--- Given entries ---

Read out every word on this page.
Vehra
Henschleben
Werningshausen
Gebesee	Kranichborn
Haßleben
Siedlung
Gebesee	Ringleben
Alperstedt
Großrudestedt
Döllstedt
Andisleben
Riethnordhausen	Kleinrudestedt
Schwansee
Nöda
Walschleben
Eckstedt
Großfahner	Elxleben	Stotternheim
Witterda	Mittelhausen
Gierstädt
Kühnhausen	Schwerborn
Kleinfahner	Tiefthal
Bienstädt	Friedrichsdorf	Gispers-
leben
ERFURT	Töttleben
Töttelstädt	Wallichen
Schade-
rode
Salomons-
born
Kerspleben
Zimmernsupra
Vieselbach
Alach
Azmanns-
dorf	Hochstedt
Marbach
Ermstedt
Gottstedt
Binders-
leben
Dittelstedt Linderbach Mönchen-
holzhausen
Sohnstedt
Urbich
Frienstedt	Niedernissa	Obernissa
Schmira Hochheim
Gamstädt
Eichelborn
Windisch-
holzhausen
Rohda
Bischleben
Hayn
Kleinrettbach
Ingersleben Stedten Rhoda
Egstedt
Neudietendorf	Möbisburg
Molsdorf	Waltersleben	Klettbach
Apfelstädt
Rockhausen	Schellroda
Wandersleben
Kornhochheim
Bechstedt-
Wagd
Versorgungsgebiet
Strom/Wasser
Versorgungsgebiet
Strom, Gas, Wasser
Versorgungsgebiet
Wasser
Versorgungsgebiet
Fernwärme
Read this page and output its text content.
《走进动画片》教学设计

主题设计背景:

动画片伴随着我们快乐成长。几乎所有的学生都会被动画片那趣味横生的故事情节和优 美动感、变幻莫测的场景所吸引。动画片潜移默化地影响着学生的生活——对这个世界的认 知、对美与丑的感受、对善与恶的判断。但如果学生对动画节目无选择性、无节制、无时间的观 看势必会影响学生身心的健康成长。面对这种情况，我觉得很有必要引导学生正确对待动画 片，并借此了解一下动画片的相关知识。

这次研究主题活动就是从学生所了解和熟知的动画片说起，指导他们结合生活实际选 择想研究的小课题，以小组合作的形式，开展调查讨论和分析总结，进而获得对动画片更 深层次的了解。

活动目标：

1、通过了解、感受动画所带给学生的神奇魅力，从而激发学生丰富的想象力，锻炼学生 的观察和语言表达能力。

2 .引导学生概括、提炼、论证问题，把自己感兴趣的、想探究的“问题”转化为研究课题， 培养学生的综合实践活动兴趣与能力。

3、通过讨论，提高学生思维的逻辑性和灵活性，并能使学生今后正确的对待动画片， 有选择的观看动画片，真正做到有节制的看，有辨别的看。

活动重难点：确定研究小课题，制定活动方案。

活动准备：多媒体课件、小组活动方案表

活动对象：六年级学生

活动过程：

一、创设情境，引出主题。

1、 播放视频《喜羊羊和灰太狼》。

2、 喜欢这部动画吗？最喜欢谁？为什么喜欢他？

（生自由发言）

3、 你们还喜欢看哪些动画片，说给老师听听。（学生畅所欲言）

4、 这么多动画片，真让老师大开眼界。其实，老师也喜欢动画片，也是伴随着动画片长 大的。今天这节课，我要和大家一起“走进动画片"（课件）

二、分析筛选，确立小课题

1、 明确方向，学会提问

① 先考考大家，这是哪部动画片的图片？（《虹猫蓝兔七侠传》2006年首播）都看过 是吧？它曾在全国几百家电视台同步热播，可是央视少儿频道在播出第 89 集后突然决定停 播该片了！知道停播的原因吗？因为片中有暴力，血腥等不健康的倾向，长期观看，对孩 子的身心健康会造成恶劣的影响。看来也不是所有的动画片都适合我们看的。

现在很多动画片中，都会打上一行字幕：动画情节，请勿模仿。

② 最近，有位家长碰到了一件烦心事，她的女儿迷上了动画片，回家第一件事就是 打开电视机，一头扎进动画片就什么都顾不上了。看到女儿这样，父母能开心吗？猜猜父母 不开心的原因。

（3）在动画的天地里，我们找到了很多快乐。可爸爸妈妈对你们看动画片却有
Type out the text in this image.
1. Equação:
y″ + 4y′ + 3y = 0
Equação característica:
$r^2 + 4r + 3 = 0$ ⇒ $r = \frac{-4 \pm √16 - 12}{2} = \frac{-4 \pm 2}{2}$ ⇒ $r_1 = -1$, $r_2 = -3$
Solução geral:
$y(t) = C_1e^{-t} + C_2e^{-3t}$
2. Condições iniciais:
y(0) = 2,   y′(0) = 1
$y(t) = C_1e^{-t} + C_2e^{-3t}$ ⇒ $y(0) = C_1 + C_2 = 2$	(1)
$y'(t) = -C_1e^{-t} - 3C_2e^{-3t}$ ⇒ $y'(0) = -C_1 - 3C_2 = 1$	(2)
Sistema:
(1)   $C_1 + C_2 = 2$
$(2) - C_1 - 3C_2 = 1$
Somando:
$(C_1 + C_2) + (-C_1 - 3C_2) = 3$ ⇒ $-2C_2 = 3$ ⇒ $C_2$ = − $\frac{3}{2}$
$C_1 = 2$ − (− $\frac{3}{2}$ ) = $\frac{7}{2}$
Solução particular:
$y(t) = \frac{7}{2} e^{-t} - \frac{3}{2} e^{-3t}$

---

- [Given request]: Repeat the data exactly. Leave nothing out.

- [Result]:
Read out every word on this page.
Vehra
Henschleben
Werningshausen
Gebesee	Kranichborn
Haßleben
Siedlung
Gebesee	Ringleben
Alperstedt
Großrudestedt
Döllstedt
Andisleben
Riethnordhausen	Kleinrudestedt
Schwansee
Nöda
Walschleben
Eckstedt
Großfahner	Elxleben	Stotternheim
Witterda	Mittelhausen
Gierstädt
Kühnhausen	Schwerborn
Kleinfahner	Tiefthal
Bienstädt	Friedrichsdorf	Gispers-
leben
ERFURT	Töttleben
Töttelstädt	Wallichen
Schade-
rode
Salomons-
born
Kerspleben
Zimmernsupra
Vieselbach
Alach
Azmanns-
dorf	Hochstedt
Marbach
Ermstedt
Gottstedt
Binders-
leben
Dittelstedt Linderbach Mönchen-
holzhausen
Sohnstedt
Urbich
Frienstedt	Niedernissa	Obernissa
Schmira Hochheim
Gamstädt
Eichelborn
Windisch-
holzhausen
Rohda
Bischleben
Hayn
Kleinrettbach
Ingersleben Stedten Rhoda
Egstedt
Neudietendorf	Möbisburg
Molsdorf	Waltersleben	Klettbach
Apfelstädt
Rockhausen	Schellroda
Wandersleben
Kornhochheim
Bechstedt-
Wagd
Versorgungsgebiet
Strom/Wasser
Versorgungsgebiet
Strom, Gas, Wasser
Versorgungsgebiet
Wasser
Versorgungsgebiet
Fernwärme
Read this page and output its text content.
《走进动画片》教学设计

主题设计背景:

动画片伴随着我们快乐成长。几乎所有的学生都会被动画片那趣味横生的故事情节和优 美动感、变幻莫测的场景所吸引。动画片潜移默化地影响着学生的生活——对这个世界的认 知、对美与丑的感受、对善与恶的判断。但如果学生对动画节目无选择性、无节制、无时间的观 看势必会影响学生身心的健康成长。面对这种情况，我觉得很有必要引导学生正确对待动画 片，并借此了解一下动画片的相关知识。

这次研究主题活动就是从学生所了解和熟知的动画片说起，指导他们结合生活实际选 择想研究的小课题，以小组合作的形式，开展调查讨论和分析总结，进而获得对动画片更 深层次的了解。

活动目标：

1、通过了解、感受动画所带给学生的神奇魅力，从而激发学生丰富的想象力，锻炼学生 的观察和语言表达能力。

2 .引导学生概括、提炼、论证问题，把自己感兴趣的、想探究的“问题”转化为研究课题， 培养学生的综合实践活动兴趣与能力。

3、通过讨论，提高学生思维的逻辑性和灵活性，并能使学生今后正确的对待动画片， 有选择的观看动画片，真正做到有节制的看，有辨别的看。

活动重难点：确定研究小课题，制定活动方案。

活动准备：多媒体课件、小组活动方案表

活动对象：六年级学生

活动过程：

一、创设情境，引出主题。

1、 播放视频《喜羊羊和灰太狼》。

2、 喜欢这部动画吗？最喜欢谁？为什么喜欢他？

（生自由发言）

3、 你们还喜欢看哪些动画片，说给老师听听。（学生畅所欲言）

4、 这么多动画片，真让老师大开眼界。其实，老师也喜欢动画片，也是伴随着动画片长 大的。今天这节课，我要和大家一起“走进动画片"（课件）

二、分析筛选，确立小课题

1、 明确方向，学会提问

① 先考考大家，这是哪部动画片的图片？（《虹猫蓝兔七侠传》2006年首播）都看过 是吧？它曾在全国几百家电视台同步热播，可是央视少儿频道在播出第 89 集后突然决定停 播该片了！知道停播的原因吗？因为片中有暴力，血腥等不健康的倾向，长期观看，对孩 子的身心健康会造成恶劣的影响。看来也不是所有的动画片都适合我们看的。

现在很多动画片中，都会打上一行字幕：动画情节，请勿模仿。

② 最近，有位家长碰到了一件烦心事，她的女儿迷上了动画片，回家第一件事就是 打开电视机，一头扎进动画片就什么都顾不上了。看到女儿这样，父母能开心吗？猜猜父母 不开心的原因。

（3）在动画的天地里，我们找到了很多快乐。可爸爸妈妈对你们看动画片却有
Type out the text in this image.
1. Equação:
y″ + 4y′ + 3y = 0
Equação característica:
$r^2 + 4r + 3 = 0$ ⇒ $r = \frac{-4 \pm √16 - 12}{2} = \frac{-4 \pm 2}{2}$ ⇒ $r_1 = -1$, $r_2 = -3$
Solução geral:
$y(t) = C_1e^{-t} + C_2e^{-3t}$
2. Condições iniciais:
y(0) = 2,   y′(0) = 1
$y(t) = C_1e^{-t} + C_2e^{-3t}$ ⇒ $y(0) = C_1 + C_2 = 2$	(1)
$y'(t) = -C_1e^{-t} - 3C_2e^{-3t}$ ⇒ $y'(0) = -C_1 - 3C_2 = 1$	(2)
Sistema:
(1)   $C_1 + C_2 = 2$
$(2) - C_1 - 3C_2 = 1$
Somando:
$(C_1 + C_2) + (-C_1 - 3C_2) = 3$ ⇒ $-2C_2 = 3$ ⇒ $C_2$ = − $\frac{3}{2}$
$C_1 = 2$ − (− $\frac{3}{2}$ ) = $\frac{7}{2}$
Solução particular:
$y(t) = \frac{7}{2} e^{-t} - \frac{3}{2} e^{-3t}$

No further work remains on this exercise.